To be done.
Find each line with the string "参编单位" and copy it.

[Recorded data]
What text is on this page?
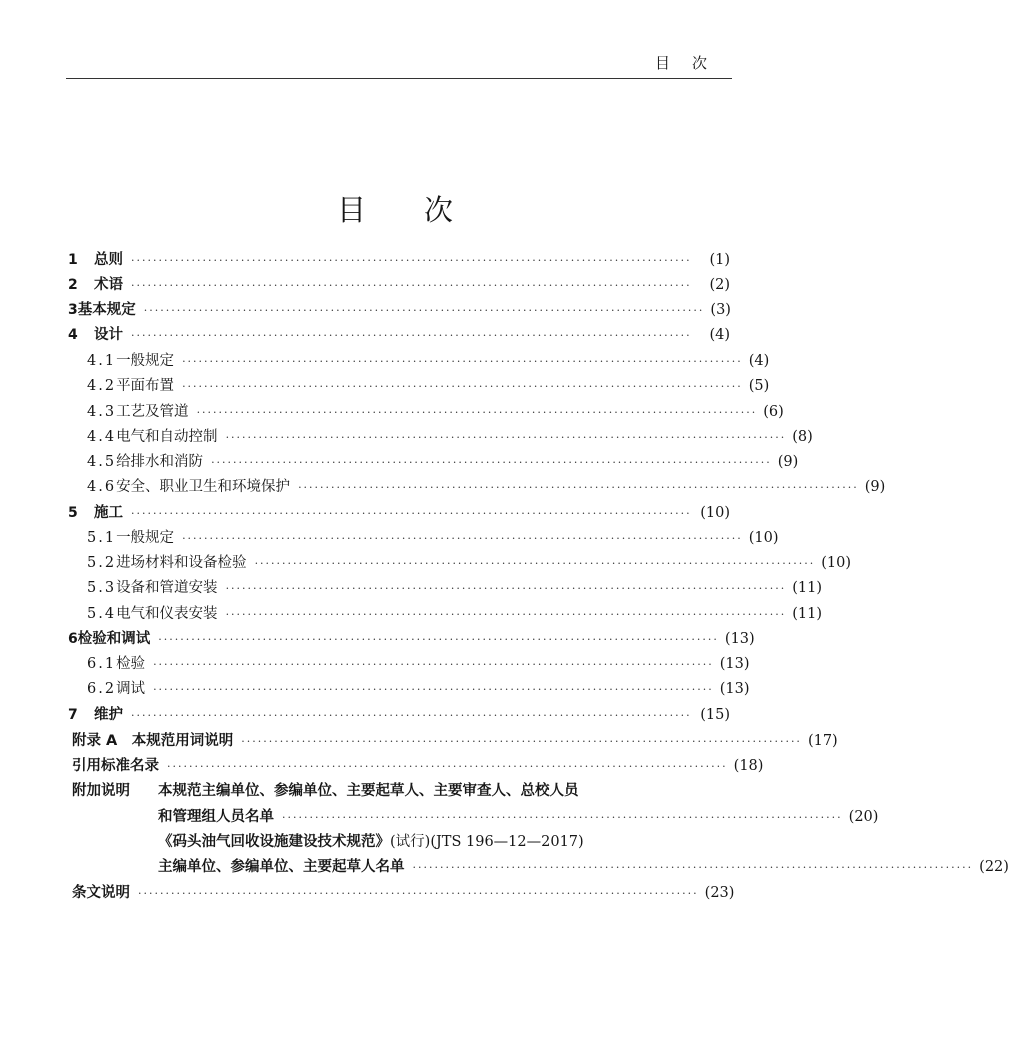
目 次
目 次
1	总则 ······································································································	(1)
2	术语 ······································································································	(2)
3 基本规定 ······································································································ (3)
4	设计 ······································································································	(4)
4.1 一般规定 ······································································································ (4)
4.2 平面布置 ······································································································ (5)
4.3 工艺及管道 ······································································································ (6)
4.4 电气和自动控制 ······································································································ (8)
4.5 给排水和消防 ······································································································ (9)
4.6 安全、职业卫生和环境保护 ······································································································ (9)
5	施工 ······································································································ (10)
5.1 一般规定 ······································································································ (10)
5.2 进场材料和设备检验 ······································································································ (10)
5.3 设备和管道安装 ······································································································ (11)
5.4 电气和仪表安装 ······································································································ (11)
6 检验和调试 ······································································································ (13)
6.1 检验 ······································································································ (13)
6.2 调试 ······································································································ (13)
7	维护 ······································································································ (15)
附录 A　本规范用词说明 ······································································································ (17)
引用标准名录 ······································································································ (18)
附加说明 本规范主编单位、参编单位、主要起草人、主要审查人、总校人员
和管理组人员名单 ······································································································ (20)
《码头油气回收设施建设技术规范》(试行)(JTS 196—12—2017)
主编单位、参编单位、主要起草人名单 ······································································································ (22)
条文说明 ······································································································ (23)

--

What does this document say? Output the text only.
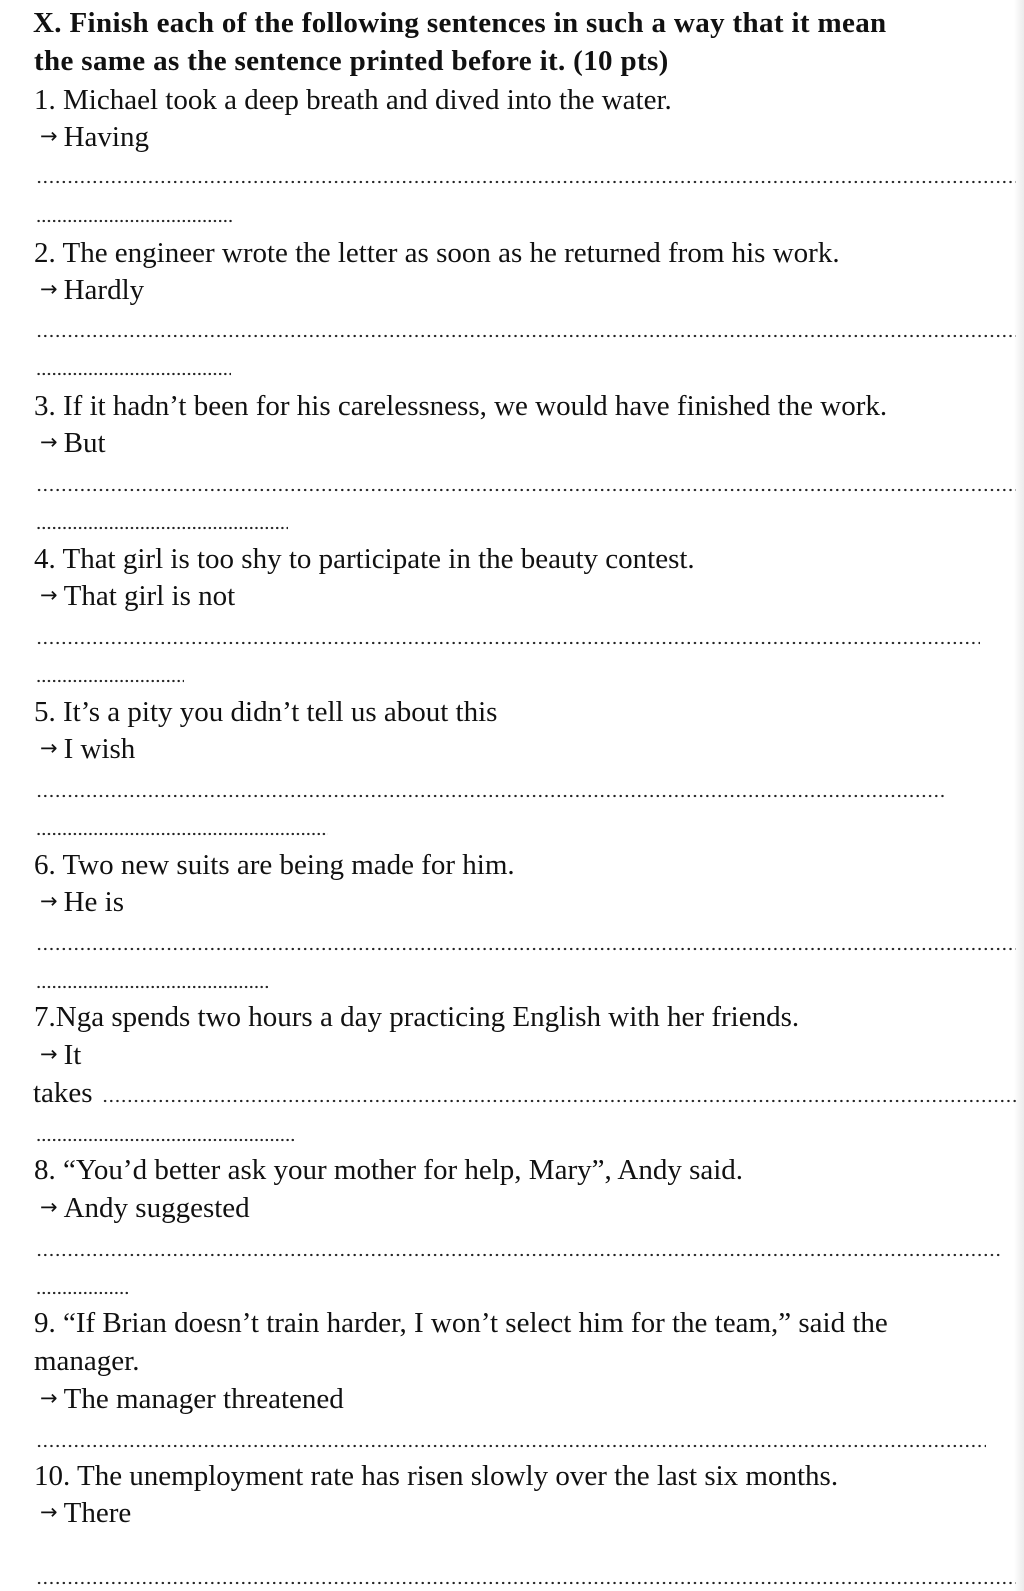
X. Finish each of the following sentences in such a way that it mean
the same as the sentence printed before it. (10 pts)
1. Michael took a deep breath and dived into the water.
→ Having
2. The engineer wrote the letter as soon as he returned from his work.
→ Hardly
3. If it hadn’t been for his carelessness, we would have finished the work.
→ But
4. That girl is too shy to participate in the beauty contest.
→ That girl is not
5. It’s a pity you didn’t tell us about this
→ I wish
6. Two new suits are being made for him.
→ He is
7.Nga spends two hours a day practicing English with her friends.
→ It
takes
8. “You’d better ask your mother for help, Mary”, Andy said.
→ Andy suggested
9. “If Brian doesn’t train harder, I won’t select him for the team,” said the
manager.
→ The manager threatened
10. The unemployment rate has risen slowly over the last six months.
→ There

Answer.
附加说明 本规范主编单位、参编单位、主要起草人、主要审查人、总校人员
主编单位、参编单位、主要起草人名单 ······································································································ (22)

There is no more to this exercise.